**Goal**: Copy out every line containing the word "Back".
⟨
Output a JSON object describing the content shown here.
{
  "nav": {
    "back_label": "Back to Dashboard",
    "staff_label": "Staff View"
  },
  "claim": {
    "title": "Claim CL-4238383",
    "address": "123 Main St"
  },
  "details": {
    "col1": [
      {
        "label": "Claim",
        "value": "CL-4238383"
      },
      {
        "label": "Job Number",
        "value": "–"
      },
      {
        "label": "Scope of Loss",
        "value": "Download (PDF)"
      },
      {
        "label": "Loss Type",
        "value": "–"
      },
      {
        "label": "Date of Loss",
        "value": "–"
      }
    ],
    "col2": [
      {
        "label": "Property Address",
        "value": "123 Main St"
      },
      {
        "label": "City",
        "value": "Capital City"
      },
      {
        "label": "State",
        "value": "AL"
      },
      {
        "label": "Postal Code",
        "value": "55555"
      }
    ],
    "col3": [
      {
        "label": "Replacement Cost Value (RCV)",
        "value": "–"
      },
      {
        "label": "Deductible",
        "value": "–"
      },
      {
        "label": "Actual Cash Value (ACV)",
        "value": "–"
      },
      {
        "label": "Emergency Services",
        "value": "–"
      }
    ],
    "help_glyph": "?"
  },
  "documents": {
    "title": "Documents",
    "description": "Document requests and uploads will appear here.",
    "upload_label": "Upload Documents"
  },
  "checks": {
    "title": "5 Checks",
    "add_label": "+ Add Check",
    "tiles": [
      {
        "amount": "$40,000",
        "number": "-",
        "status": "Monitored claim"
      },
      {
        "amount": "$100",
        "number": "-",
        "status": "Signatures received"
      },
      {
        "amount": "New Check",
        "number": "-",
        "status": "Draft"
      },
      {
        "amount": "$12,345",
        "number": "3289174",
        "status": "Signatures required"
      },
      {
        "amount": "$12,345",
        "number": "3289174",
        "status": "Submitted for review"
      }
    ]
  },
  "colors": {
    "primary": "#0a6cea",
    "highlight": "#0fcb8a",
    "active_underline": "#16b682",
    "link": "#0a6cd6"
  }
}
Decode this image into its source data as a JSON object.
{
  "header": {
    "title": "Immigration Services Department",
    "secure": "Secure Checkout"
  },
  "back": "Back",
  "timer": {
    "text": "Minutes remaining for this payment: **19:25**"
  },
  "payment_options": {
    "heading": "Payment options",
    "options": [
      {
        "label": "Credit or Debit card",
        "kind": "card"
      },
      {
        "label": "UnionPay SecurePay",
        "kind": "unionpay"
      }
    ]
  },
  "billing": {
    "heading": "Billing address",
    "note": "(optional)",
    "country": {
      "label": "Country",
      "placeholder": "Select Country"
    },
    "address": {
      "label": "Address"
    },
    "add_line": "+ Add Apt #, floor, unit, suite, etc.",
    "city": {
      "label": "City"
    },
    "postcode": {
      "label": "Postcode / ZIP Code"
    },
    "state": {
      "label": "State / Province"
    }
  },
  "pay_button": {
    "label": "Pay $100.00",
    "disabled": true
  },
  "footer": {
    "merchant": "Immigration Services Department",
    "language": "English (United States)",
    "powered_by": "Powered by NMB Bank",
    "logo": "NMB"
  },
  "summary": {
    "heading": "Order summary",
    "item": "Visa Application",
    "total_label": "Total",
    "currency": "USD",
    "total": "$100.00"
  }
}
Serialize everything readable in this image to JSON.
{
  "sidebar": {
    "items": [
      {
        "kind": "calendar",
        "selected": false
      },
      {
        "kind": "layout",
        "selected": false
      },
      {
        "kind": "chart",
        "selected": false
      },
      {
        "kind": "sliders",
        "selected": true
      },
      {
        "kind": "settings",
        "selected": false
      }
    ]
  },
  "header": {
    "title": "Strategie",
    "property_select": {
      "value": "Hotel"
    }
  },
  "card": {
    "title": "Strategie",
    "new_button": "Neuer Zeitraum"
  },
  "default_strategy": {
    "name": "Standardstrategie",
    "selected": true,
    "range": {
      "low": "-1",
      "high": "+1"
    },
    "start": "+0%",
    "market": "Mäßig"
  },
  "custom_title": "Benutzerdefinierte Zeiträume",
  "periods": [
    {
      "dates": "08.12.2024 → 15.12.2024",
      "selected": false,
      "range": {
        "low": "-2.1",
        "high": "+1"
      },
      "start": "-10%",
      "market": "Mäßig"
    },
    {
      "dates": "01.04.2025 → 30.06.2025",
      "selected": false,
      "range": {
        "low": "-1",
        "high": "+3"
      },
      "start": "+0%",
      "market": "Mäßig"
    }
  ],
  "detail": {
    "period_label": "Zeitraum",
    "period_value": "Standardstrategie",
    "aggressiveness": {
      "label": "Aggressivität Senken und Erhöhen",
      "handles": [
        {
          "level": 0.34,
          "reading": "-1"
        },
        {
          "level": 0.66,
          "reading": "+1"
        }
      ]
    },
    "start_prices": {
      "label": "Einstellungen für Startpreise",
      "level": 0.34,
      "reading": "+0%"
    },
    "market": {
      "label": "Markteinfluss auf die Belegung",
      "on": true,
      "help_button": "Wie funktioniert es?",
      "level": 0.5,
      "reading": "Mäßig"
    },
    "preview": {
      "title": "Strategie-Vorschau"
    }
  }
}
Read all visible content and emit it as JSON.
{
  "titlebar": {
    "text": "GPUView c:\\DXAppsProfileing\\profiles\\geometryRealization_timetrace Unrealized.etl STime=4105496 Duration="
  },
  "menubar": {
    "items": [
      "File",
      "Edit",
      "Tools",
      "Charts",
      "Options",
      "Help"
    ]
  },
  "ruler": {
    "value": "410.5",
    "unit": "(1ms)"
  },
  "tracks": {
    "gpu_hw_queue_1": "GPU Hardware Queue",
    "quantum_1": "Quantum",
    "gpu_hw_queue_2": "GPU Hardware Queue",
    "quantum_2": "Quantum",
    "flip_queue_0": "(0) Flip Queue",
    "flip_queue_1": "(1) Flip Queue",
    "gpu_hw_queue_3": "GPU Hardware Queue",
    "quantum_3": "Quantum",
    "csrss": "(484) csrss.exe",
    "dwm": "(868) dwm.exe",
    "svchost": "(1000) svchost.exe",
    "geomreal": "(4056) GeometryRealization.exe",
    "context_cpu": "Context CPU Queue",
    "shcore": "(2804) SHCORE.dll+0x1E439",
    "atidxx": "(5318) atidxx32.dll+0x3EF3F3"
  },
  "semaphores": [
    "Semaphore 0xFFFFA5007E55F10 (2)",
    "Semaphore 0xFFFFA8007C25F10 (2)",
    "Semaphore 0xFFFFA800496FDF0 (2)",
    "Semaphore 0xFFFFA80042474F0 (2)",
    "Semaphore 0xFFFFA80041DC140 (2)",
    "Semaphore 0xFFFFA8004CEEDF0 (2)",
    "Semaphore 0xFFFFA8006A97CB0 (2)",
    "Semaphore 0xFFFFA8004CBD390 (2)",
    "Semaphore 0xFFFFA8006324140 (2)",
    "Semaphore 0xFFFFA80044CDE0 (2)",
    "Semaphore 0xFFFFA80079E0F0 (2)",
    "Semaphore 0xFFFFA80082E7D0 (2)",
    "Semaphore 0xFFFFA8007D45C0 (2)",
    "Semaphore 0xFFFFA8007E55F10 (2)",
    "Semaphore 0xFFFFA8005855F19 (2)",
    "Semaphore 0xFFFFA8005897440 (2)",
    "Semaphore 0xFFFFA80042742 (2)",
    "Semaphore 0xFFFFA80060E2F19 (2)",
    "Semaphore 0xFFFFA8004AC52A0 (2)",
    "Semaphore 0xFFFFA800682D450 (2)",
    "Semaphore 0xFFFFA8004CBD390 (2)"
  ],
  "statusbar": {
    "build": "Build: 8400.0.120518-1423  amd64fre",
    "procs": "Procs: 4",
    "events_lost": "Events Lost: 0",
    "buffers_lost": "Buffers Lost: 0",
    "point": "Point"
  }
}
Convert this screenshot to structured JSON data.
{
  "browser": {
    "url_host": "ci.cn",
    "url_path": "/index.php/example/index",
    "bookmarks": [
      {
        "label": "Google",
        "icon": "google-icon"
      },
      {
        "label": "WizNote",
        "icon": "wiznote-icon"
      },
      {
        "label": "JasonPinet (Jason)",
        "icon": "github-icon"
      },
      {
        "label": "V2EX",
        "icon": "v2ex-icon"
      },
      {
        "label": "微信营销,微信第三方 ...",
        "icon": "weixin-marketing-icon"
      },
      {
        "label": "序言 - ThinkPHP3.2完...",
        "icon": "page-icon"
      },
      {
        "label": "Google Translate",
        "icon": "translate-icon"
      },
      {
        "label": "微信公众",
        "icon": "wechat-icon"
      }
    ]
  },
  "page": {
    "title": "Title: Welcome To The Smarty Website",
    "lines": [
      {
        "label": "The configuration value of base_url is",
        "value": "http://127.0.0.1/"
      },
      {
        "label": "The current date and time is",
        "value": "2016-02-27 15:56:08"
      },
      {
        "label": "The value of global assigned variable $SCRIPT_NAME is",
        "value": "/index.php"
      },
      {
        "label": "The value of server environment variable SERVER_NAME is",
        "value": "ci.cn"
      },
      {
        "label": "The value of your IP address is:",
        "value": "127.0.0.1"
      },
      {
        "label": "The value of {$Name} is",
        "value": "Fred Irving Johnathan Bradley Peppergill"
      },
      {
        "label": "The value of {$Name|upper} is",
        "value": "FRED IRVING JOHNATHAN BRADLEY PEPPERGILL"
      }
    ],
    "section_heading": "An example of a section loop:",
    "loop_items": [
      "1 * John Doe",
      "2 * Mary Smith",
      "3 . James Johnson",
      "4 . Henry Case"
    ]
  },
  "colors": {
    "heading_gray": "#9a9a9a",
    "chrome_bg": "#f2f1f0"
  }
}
⟩
**Result of the task**:
    "back_label": "Back to Dashboard",
  "back": "Back",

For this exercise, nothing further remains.